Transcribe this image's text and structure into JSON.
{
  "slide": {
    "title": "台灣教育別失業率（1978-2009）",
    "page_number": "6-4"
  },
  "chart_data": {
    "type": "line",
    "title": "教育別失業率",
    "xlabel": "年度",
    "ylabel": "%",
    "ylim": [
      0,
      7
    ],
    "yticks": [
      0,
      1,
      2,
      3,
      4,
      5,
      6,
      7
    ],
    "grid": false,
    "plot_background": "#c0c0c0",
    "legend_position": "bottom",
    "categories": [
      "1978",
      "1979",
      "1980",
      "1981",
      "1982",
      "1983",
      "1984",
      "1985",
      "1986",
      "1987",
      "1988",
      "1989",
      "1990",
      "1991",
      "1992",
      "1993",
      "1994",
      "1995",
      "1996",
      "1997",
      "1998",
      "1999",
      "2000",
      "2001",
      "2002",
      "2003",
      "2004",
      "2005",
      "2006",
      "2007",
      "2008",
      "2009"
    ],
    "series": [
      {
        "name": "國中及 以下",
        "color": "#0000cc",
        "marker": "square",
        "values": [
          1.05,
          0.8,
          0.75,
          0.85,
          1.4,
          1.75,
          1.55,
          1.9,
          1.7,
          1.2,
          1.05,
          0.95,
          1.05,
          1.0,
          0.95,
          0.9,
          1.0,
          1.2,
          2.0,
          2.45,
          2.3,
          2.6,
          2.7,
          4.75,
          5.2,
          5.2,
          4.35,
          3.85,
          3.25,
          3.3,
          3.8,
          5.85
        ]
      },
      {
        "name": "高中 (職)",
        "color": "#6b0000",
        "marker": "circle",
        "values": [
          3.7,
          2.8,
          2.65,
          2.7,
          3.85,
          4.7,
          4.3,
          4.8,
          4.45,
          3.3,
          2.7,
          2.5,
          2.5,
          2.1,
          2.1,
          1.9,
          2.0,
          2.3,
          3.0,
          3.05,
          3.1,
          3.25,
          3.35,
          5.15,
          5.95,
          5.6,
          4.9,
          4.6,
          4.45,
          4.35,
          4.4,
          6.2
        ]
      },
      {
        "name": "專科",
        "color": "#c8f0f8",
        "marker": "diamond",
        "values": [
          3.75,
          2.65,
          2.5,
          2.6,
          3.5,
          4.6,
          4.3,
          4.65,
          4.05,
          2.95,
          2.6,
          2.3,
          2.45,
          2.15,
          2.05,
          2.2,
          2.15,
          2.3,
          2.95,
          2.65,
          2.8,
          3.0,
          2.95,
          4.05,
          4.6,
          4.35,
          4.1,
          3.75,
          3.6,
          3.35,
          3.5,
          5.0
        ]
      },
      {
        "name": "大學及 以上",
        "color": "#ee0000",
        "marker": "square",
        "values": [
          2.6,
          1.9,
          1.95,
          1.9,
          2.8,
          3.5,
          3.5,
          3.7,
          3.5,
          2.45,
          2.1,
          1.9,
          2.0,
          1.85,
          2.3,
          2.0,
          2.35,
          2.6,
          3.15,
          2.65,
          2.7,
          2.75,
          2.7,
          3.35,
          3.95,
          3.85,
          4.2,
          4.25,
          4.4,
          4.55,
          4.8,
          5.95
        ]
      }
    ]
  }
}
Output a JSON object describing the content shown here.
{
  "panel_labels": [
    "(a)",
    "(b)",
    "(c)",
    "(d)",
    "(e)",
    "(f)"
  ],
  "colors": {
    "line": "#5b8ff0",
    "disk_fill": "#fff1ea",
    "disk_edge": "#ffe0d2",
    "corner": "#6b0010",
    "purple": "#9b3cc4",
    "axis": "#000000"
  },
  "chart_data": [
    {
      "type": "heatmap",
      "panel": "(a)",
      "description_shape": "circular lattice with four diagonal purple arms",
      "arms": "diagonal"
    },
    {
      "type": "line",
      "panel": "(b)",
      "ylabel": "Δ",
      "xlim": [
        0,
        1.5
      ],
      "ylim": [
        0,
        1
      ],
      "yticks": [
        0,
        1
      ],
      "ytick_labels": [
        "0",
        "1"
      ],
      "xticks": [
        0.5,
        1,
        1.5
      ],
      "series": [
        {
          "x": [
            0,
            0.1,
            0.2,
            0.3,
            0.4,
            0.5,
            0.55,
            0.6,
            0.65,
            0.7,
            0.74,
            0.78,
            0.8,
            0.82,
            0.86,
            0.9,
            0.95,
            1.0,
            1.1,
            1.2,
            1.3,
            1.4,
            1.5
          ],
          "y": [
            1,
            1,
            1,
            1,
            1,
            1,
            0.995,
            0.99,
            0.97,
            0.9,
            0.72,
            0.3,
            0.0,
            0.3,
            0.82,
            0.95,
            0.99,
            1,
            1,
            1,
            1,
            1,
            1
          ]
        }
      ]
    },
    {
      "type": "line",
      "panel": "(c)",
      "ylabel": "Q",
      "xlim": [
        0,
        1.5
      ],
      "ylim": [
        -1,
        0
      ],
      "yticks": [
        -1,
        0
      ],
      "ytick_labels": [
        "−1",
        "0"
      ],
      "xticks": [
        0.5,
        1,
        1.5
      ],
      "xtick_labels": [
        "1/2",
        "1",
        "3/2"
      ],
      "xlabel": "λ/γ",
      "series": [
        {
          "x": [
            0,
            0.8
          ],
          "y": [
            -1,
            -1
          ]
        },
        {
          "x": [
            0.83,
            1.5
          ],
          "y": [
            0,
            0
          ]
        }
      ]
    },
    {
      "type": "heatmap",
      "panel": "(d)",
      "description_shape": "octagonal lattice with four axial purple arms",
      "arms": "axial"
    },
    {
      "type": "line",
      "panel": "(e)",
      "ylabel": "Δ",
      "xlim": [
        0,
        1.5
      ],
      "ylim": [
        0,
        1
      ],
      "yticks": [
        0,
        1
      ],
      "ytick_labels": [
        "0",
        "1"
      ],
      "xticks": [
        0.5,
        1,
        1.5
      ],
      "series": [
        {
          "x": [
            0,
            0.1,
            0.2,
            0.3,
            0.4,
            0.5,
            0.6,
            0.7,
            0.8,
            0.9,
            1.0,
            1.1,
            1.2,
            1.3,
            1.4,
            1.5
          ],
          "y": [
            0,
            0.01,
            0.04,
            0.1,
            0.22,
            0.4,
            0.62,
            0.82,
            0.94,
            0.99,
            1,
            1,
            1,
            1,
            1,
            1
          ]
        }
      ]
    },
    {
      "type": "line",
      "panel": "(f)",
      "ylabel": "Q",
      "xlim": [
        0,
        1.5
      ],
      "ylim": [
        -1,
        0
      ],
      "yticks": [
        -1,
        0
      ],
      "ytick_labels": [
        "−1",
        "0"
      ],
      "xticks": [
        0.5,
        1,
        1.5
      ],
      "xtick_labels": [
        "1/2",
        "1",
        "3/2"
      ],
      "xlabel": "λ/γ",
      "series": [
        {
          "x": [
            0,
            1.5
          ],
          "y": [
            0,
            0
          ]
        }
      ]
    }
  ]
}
══════════════════════════════
Exercise directions -> What do the records say? Quote them all exactly.

Output of the task ->
Transcribe this image's text and structure into JSON.
{
  "slide": {
    "title": "台灣教育別失業率（1978-2009）",
    "page_number": "6-4"
  },
  "chart_data": {
    "type": "line",
    "title": "教育別失業率",
    "xlabel": "年度",
    "ylabel": "%",
    "ylim": [
      0,
      7
    ],
    "yticks": [
      0,
      1,
      2,
      3,
      4,
      5,
      6,
      7
    ],
    "grid": false,
    "plot_background": "#c0c0c0",
    "legend_position": "bottom",
    "categories": [
      "1978",
      "1979",
      "1980",
      "1981",
      "1982",
      "1983",
      "1984",
      "1985",
      "1986",
      "1987",
      "1988",
      "1989",
      "1990",
      "1991",
      "1992",
      "1993",
      "1994",
      "1995",
      "1996",
      "1997",
      "1998",
      "1999",
      "2000",
      "2001",
      "2002",
      "2003",
      "2004",
      "2005",
      "2006",
      "2007",
      "2008",
      "2009"
    ],
    "series": [
      {
        "name": "國中及 以下",
        "color": "#0000cc",
        "marker": "square",
        "values": [
          1.05,
          0.8,
          0.75,
          0.85,
          1.4,
          1.75,
          1.55,
          1.9,
          1.7,
          1.2,
          1.05,
          0.95,
          1.05,
          1.0,
          0.95,
          0.9,
          1.0,
          1.2,
          2.0,
          2.45,
          2.3,
          2.6,
          2.7,
          4.75,
          5.2,
          5.2,
          4.35,
          3.85,
          3.25,
          3.3,
          3.8,
          5.85
        ]
      },
      {
        "name": "高中 (職)",
        "color": "#6b0000",
        "marker": "circle",
        "values": [
          3.7,
          2.8,
          2.65,
          2.7,
          3.85,
          4.7,
          4.3,
          4.8,
          4.45,
          3.3,
          2.7,
          2.5,
          2.5,
          2.1,
          2.1,
          1.9,
          2.0,
          2.3,
          3.0,
          3.05,
          3.1,
          3.25,
          3.35,
          5.15,
          5.95,
          5.6,
          4.9,
          4.6,
          4.45,
          4.35,
          4.4,
          6.2
        ]
      },
      {
        "name": "專科",
        "color": "#c8f0f8",
        "marker": "diamond",
        "values": [
          3.75,
          2.65,
          2.5,
          2.6,
          3.5,
          4.6,
          4.3,
          4.65,
          4.05,
          2.95,
          2.6,
          2.3,
          2.45,
          2.15,
          2.05,
          2.2,
          2.15,
          2.3,
          2.95,
          2.65,
          2.8,
          3.0,
          2.95,
          4.05,
          4.6,
          4.35,
          4.1,
          3.75,
          3.6,
          3.35,
          3.5,
          5.0
        ]
      },
      {
        "name": "大學及 以上",
        "color": "#ee0000",
        "marker": "square",
        "values": [
          2.6,
          1.9,
          1.95,
          1.9,
          2.8,
          3.5,
          3.5,
          3.7,
          3.5,
          2.45,
          2.1,
          1.9,
          2.0,
          1.85,
          2.3,
          2.0,
          2.35,
          2.6,
          3.15,
          2.65,
          2.7,
          2.75,
          2.7,
          3.35,
          3.95,
          3.85,
          4.2,
          4.25,
          4.4,
          4.55,
          4.8,
          5.95
        ]
      }
    ]
  }
}
Output a JSON object describing the content shown here.
{
  "panel_labels": [
    "(a)",
    "(b)",
    "(c)",
    "(d)",
    "(e)",
    "(f)"
  ],
  "colors": {
    "line": "#5b8ff0",
    "disk_fill": "#fff1ea",
    "disk_edge": "#ffe0d2",
    "corner": "#6b0010",
    "purple": "#9b3cc4",
    "axis": "#000000"
  },
  "chart_data": [
    {
      "type": "heatmap",
      "panel": "(a)",
      "description_shape": "circular lattice with four diagonal purple arms",
      "arms": "diagonal"
    },
    {
      "type": "line",
      "panel": "(b)",
      "ylabel": "Δ",
      "xlim": [
        0,
        1.5
      ],
      "ylim": [
        0,
        1
      ],
      "yticks": [
        0,
        1
      ],
      "ytick_labels": [
        "0",
        "1"
      ],
      "xticks": [
        0.5,
        1,
        1.5
      ],
      "series": [
        {
          "x": [
            0,
            0.1,
            0.2,
            0.3,
            0.4,
            0.5,
            0.55,
            0.6,
            0.65,
            0.7,
            0.74,
            0.78,
            0.8,
            0.82,
            0.86,
            0.9,
            0.95,
            1.0,
            1.1,
            1.2,
            1.3,
            1.4,
            1.5
          ],
          "y": [
            1,
            1,
            1,
            1,
            1,
            1,
            0.995,
            0.99,
            0.97,
            0.9,
            0.72,
            0.3,
            0.0,
            0.3,
            0.82,
            0.95,
            0.99,
            1,
            1,
            1,
            1,
            1,
            1
          ]
        }
      ]
    },
    {
      "type": "line",
      "panel": "(c)",
      "ylabel": "Q",
      "xlim": [
        0,
        1.5
      ],
      "ylim": [
        -1,
        0
      ],
      "yticks": [
        -1,
        0
      ],
      "ytick_labels": [
        "−1",
        "0"
      ],
      "xticks": [
        0.5,
        1,
        1.5
      ],
      "xtick_labels": [
        "1/2",
        "1",
        "3/2"
      ],
      "xlabel": "λ/γ",
      "series": [
        {
          "x": [
            0,
            0.8
          ],
          "y": [
            -1,
            -1
          ]
        },
        {
          "x": [
            0.83,
            1.5
          ],
          "y": [
            0,
            0
          ]
        }
      ]
    },
    {
      "type": "heatmap",
      "panel": "(d)",
      "description_shape": "octagonal lattice with four axial purple arms",
      "arms": "axial"
    },
    {
      "type": "line",
      "panel": "(e)",
      "ylabel": "Δ",
      "xlim": [
        0,
        1.5
      ],
      "ylim": [
        0,
        1
      ],
      "yticks": [
        0,
        1
      ],
      "ytick_labels": [
        "0",
        "1"
      ],
      "xticks": [
        0.5,
        1,
        1.5
      ],
      "series": [
        {
          "x": [
            0,
            0.1,
            0.2,
            0.3,
            0.4,
            0.5,
            0.6,
            0.7,
            0.8,
            0.9,
            1.0,
            1.1,
            1.2,
            1.3,
            1.4,
            1.5
          ],
          "y": [
            0,
            0.01,
            0.04,
            0.1,
            0.22,
            0.4,
            0.62,
            0.82,
            0.94,
            0.99,
            1,
            1,
            1,
            1,
            1,
            1
          ]
        }
      ]
    },
    {
      "type": "line",
      "panel": "(f)",
      "ylabel": "Q",
      "xlim": [
        0,
        1.5
      ],
      "ylim": [
        -1,
        0
      ],
      "yticks": [
        -1,
        0
      ],
      "ytick_labels": [
        "−1",
        "0"
      ],
      "xticks": [
        0.5,
        1,
        1.5
      ],
      "xtick_labels": [
        "1/2",
        "1",
        "3/2"
      ],
      "xlabel": "λ/γ",
      "series": [
        {
          "x": [
            0,
            1.5
          ],
          "y": [
            0,
            0
          ]
        }
      ]
    }
  ]
}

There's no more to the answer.